_PROBLEM TO WORK ON_:
Extract the lines that hold the string "this".

Data entries
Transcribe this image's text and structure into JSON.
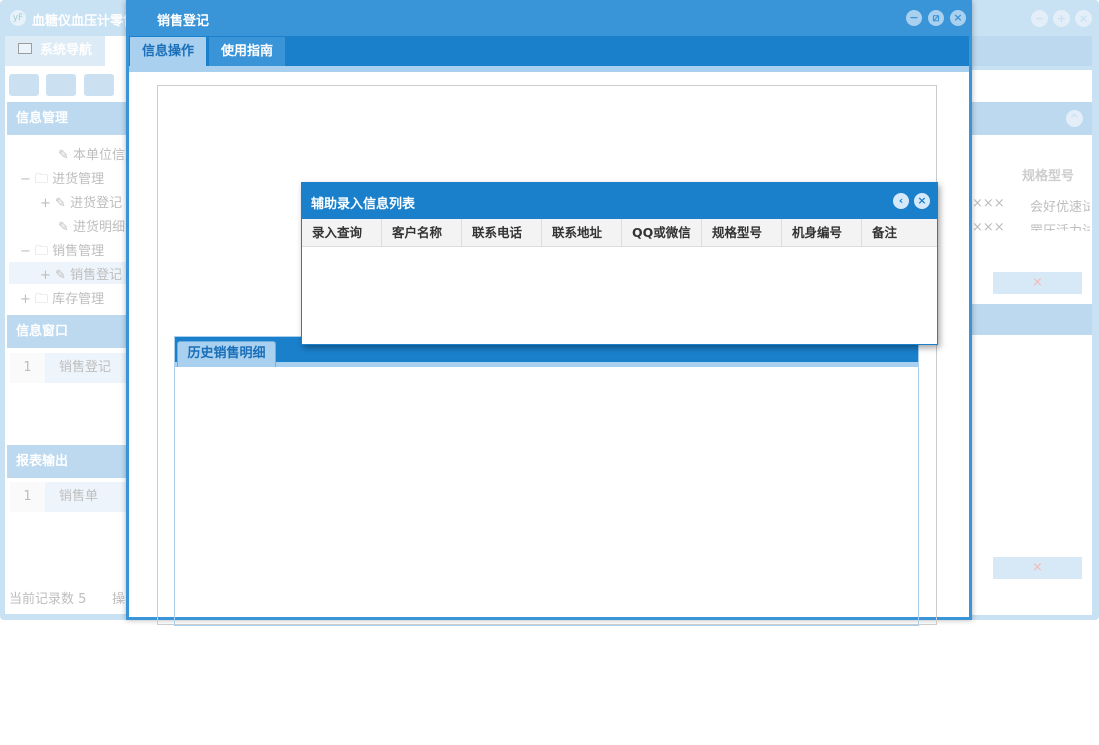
{
  "app": {
    "title": "血糖仪血压计零售",
    "nav_tab": "系统导航",
    "sections": {
      "info_mgmt": "信息管理",
      "info_window": "信息窗口",
      "report": "报表输出"
    },
    "tree": [
      "本单位信息",
      "进货管理",
      "进货登记",
      "进货明细",
      "销售管理",
      "销售登记",
      "库存管理"
    ],
    "info_window_rows": [
      {
        "n": "1",
        "label": "销售登记"
      }
    ],
    "report_rows": [
      {
        "n": "1",
        "label": "销售单"
      }
    ],
    "status": "当前记录数 5",
    "status2": "操",
    "right_table": {
      "header": "规格型号",
      "rows": [
        {
          "a": "×××",
          "b": "会好优速试"
        },
        {
          "a": "×××",
          "b": "罡压活力试"
        }
      ]
    },
    "x_btn": "×"
  },
  "dialog": {
    "title": "销售登记",
    "tabs": [
      "信息操作",
      "使用指南"
    ],
    "history_tab": "历史销售明细"
  },
  "popup": {
    "title": "辅助录入信息列表",
    "columns": [
      "录入查询",
      "客户名称",
      "联系电话",
      "联系地址",
      "QQ或微信",
      "规格型号",
      "机身编号",
      "备注"
    ]
  },
  "colors": {
    "primary": "#1a80cc",
    "title": "#3a94d8",
    "faded": "#c6e0f3"
  }
}
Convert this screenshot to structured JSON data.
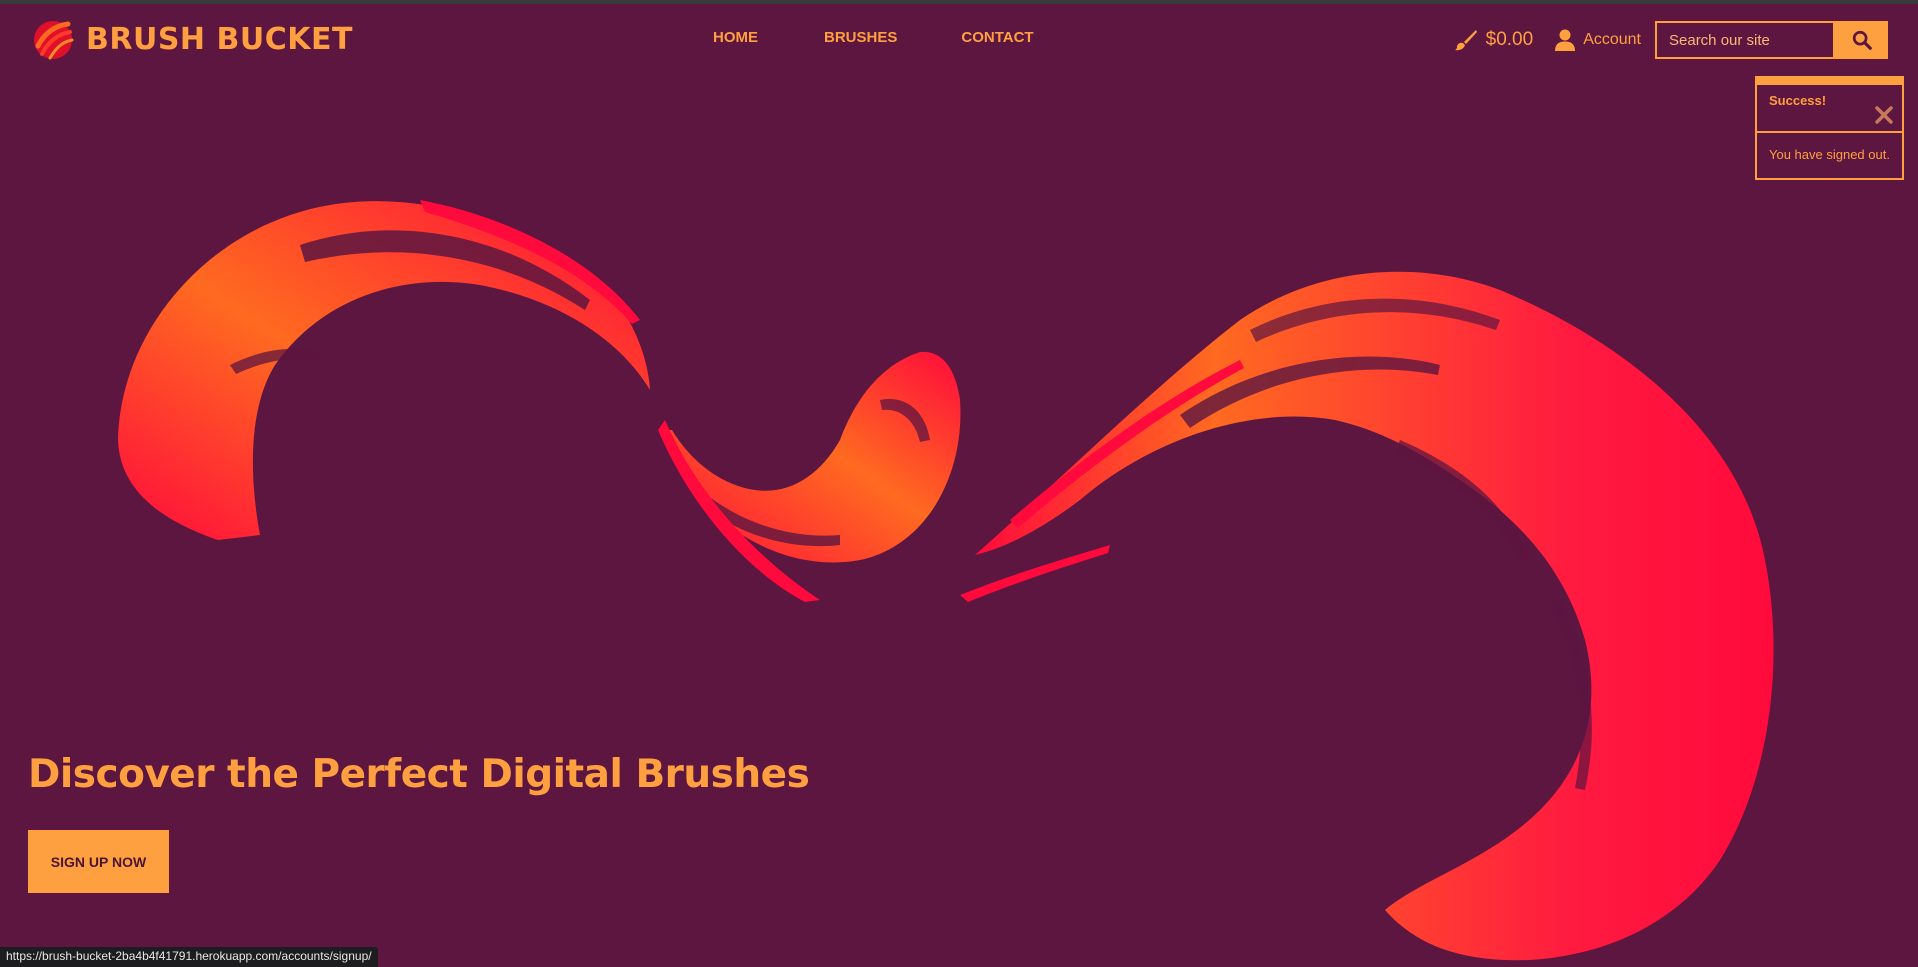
{
  "header": {
    "brand_name": "BRUSH BUCKET",
    "nav": [
      {
        "label": "HOME"
      },
      {
        "label": "BRUSHES"
      },
      {
        "label": "CONTACT"
      }
    ],
    "bag_total": "$0.00",
    "account_label": "Account",
    "search_placeholder": "Search our site"
  },
  "toast": {
    "title": "Success!",
    "message": "You have signed out."
  },
  "hero": {
    "headline": "Discover the Perfect Digital Brushes",
    "cta_label": "SIGN UP NOW"
  },
  "status_bar": {
    "url": "https://brush-bucket-2ba4b4f41791.herokuapp.com/accounts/signup/"
  },
  "colors": {
    "background": "#5d1640",
    "accent": "#ffa040",
    "stroke_red": "#ff0a3c",
    "stroke_orange": "#ff6a20"
  }
}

_PROBLEM SOLUTION_:
Transcribe this image's text and structure into JSON.
Convert this screenshot to structured JSON data.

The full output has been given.